■ WORK REQUIRED: The records that follow are to be repeated without alteration.
———
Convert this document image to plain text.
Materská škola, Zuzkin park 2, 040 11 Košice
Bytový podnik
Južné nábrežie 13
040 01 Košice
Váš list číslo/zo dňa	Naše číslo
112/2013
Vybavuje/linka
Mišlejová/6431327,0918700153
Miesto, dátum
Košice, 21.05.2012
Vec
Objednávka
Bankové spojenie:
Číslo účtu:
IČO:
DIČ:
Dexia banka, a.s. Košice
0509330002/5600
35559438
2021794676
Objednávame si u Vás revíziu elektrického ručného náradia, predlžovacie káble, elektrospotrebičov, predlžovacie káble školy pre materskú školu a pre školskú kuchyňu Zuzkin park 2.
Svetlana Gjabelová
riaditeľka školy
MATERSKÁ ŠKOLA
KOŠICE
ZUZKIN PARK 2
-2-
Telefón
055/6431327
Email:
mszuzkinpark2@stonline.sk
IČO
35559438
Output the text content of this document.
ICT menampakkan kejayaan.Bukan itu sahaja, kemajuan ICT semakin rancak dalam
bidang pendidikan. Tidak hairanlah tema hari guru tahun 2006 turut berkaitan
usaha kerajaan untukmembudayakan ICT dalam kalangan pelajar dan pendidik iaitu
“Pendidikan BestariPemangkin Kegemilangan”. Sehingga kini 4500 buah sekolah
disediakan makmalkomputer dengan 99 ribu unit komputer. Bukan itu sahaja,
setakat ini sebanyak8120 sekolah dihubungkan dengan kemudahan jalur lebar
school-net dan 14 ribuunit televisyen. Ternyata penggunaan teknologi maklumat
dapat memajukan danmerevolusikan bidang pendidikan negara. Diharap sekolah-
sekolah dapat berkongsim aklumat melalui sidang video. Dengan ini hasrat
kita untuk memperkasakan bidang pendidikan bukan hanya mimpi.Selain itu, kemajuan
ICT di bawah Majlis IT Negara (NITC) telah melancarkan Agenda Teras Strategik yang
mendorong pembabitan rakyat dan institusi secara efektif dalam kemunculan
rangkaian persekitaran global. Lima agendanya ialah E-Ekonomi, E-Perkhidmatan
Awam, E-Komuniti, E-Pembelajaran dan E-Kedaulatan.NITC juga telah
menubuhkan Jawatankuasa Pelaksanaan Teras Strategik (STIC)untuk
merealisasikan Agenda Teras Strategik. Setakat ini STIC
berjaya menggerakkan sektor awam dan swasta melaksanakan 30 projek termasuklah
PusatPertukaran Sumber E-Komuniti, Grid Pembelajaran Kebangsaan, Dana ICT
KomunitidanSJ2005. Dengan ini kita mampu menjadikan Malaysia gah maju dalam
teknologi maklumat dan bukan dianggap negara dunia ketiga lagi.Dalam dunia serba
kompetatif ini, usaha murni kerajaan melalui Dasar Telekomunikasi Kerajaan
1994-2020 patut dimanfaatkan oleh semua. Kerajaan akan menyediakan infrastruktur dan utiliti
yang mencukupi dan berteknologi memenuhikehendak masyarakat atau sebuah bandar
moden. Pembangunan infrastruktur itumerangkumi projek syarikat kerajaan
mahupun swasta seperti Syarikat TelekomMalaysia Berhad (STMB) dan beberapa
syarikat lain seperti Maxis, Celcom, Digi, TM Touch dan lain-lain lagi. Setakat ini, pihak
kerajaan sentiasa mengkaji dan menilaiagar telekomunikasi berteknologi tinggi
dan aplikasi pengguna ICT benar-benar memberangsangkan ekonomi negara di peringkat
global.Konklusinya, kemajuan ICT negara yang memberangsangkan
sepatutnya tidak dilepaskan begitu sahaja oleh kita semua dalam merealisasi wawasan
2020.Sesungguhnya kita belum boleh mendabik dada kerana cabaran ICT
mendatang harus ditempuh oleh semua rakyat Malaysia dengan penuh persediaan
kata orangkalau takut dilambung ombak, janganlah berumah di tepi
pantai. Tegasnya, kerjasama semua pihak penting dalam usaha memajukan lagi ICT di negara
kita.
———
■ EXPECTED ANSWER:
Convert this document image to plain text.
Materská škola, Zuzkin park 2, 040 11 Košice
Bytový podnik
Južné nábrežie 13
040 01 Košice
Váš list číslo/zo dňa	Naše číslo
112/2013
Vybavuje/linka
Mišlejová/6431327,0918700153
Miesto, dátum
Košice, 21.05.2012
Vec
Objednávka
Bankové spojenie:
Číslo účtu:
IČO:
DIČ:
Dexia banka, a.s. Košice
0509330002/5600
35559438
2021794676
Objednávame si u Vás revíziu elektrického ručného náradia, predlžovacie káble, elektrospotrebičov, predlžovacie káble školy pre materskú školu a pre školskú kuchyňu Zuzkin park 2.
Svetlana Gjabelová
riaditeľka školy
MATERSKÁ ŠKOLA
KOŠICE
ZUZKIN PARK 2
-2-
Telefón
055/6431327
Email:
mszuzkinpark2@stonline.sk
IČO
35559438
Output the text content of this document.
ICT menampakkan kejayaan.Bukan itu sahaja, kemajuan ICT semakin rancak dalam
bidang pendidikan. Tidak hairanlah tema hari guru tahun 2006 turut berkaitan
usaha kerajaan untukmembudayakan ICT dalam kalangan pelajar dan pendidik iaitu
“Pendidikan BestariPemangkin Kegemilangan”. Sehingga kini 4500 buah sekolah
disediakan makmalkomputer dengan 99 ribu unit komputer. Bukan itu sahaja,
setakat ini sebanyak8120 sekolah dihubungkan dengan kemudahan jalur lebar
school-net dan 14 ribuunit televisyen. Ternyata penggunaan teknologi maklumat
dapat memajukan danmerevolusikan bidang pendidikan negara. Diharap sekolah-
sekolah dapat berkongsim aklumat melalui sidang video. Dengan ini hasrat
kita untuk memperkasakan bidang pendidikan bukan hanya mimpi.Selain itu, kemajuan
ICT di bawah Majlis IT Negara (NITC) telah melancarkan Agenda Teras Strategik yang
mendorong pembabitan rakyat dan institusi secara efektif dalam kemunculan
rangkaian persekitaran global. Lima agendanya ialah E-Ekonomi, E-Perkhidmatan
Awam, E-Komuniti, E-Pembelajaran dan E-Kedaulatan.NITC juga telah
menubuhkan Jawatankuasa Pelaksanaan Teras Strategik (STIC)untuk
merealisasikan Agenda Teras Strategik. Setakat ini STIC
berjaya menggerakkan sektor awam dan swasta melaksanakan 30 projek termasuklah
PusatPertukaran Sumber E-Komuniti, Grid Pembelajaran Kebangsaan, Dana ICT
KomunitidanSJ2005. Dengan ini kita mampu menjadikan Malaysia gah maju dalam
teknologi maklumat dan bukan dianggap negara dunia ketiga lagi.Dalam dunia serba
kompetatif ini, usaha murni kerajaan melalui Dasar Telekomunikasi Kerajaan
1994-2020 patut dimanfaatkan oleh semua. Kerajaan akan menyediakan infrastruktur dan utiliti
yang mencukupi dan berteknologi memenuhikehendak masyarakat atau sebuah bandar
moden. Pembangunan infrastruktur itumerangkumi projek syarikat kerajaan
mahupun swasta seperti Syarikat TelekomMalaysia Berhad (STMB) dan beberapa
syarikat lain seperti Maxis, Celcom, Digi, TM Touch dan lain-lain lagi. Setakat ini, pihak
kerajaan sentiasa mengkaji dan menilaiagar telekomunikasi berteknologi tinggi
dan aplikasi pengguna ICT benar-benar memberangsangkan ekonomi negara di peringkat
global.Konklusinya, kemajuan ICT negara yang memberangsangkan
sepatutnya tidak dilepaskan begitu sahaja oleh kita semua dalam merealisasi wawasan
2020.Sesungguhnya kita belum boleh mendabik dada kerana cabaran ICT
mendatang harus ditempuh oleh semua rakyat Malaysia dengan penuh persediaan
kata orangkalau takut dilambung ombak, janganlah berumah di tepi
pantai. Tegasnya, kerjasama semua pihak penting dalam usaha memajukan lagi ICT di negara
kita.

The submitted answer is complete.